__PROBLEM__
Would you restate all the data that follows, word for word?

(Raw records)
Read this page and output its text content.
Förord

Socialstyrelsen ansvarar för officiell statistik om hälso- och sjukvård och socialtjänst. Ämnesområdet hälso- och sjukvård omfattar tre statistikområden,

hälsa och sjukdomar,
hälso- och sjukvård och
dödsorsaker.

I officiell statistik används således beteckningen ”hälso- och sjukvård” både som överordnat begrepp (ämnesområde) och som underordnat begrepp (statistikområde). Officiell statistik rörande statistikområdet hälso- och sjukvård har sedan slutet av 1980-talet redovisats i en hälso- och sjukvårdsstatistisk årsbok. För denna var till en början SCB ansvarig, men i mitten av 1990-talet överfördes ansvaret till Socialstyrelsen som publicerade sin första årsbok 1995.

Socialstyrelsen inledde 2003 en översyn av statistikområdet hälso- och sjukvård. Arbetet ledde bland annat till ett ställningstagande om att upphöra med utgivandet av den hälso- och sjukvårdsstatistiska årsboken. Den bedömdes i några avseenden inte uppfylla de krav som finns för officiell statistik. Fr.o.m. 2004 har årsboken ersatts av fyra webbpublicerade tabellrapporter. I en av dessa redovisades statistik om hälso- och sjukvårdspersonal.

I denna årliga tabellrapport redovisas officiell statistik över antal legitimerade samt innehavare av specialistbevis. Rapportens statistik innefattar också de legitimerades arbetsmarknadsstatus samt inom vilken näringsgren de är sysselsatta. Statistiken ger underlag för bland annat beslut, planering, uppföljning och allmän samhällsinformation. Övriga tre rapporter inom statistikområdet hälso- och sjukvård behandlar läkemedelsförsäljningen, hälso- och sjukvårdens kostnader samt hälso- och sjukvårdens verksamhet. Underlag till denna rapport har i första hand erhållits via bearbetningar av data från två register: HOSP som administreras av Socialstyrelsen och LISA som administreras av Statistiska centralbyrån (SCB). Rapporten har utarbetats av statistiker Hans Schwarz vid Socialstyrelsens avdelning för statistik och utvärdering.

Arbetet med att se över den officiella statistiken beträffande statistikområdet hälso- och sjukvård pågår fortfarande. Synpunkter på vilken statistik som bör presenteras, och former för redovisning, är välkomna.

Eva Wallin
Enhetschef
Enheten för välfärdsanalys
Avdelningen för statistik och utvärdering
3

__CORRECT RESULT__
Read this page and output its text content.
Förord

Socialstyrelsen ansvarar för officiell statistik om hälso- och sjukvård och socialtjänst. Ämnesområdet hälso- och sjukvård omfattar tre statistikområden,

hälsa och sjukdomar,
hälso- och sjukvård och
dödsorsaker.

I officiell statistik används således beteckningen ”hälso- och sjukvård” både som överordnat begrepp (ämnesområde) och som underordnat begrepp (statistikområde). Officiell statistik rörande statistikområdet hälso- och sjukvård har sedan slutet av 1980-talet redovisats i en hälso- och sjukvårdsstatistisk årsbok. För denna var till en början SCB ansvarig, men i mitten av 1990-talet överfördes ansvaret till Socialstyrelsen som publicerade sin första årsbok 1995.

Socialstyrelsen inledde 2003 en översyn av statistikområdet hälso- och sjukvård. Arbetet ledde bland annat till ett ställningstagande om att upphöra med utgivandet av den hälso- och sjukvårdsstatistiska årsboken. Den bedömdes i några avseenden inte uppfylla de krav som finns för officiell statistik. Fr.o.m. 2004 har årsboken ersatts av fyra webbpublicerade tabellrapporter. I en av dessa redovisades statistik om hälso- och sjukvårdspersonal.

I denna årliga tabellrapport redovisas officiell statistik över antal legitimerade samt innehavare av specialistbevis. Rapportens statistik innefattar också de legitimerades arbetsmarknadsstatus samt inom vilken näringsgren de är sysselsatta. Statistiken ger underlag för bland annat beslut, planering, uppföljning och allmän samhällsinformation. Övriga tre rapporter inom statistikområdet hälso- och sjukvård behandlar läkemedelsförsäljningen, hälso- och sjukvårdens kostnader samt hälso- och sjukvårdens verksamhet. Underlag till denna rapport har i första hand erhållits via bearbetningar av data från två register: HOSP som administreras av Socialstyrelsen och LISA som administreras av Statistiska centralbyrån (SCB). Rapporten har utarbetats av statistiker Hans Schwarz vid Socialstyrelsens avdelning för statistik och utvärdering.

Arbetet med att se över den officiella statistiken beträffande statistikområdet hälso- och sjukvård pågår fortfarande. Synpunkter på vilken statistik som bör presenteras, och former för redovisning, är välkomna.

Eva Wallin
Enhetschef
Enheten för välfärdsanalys
Avdelningen för statistik och utvärdering
3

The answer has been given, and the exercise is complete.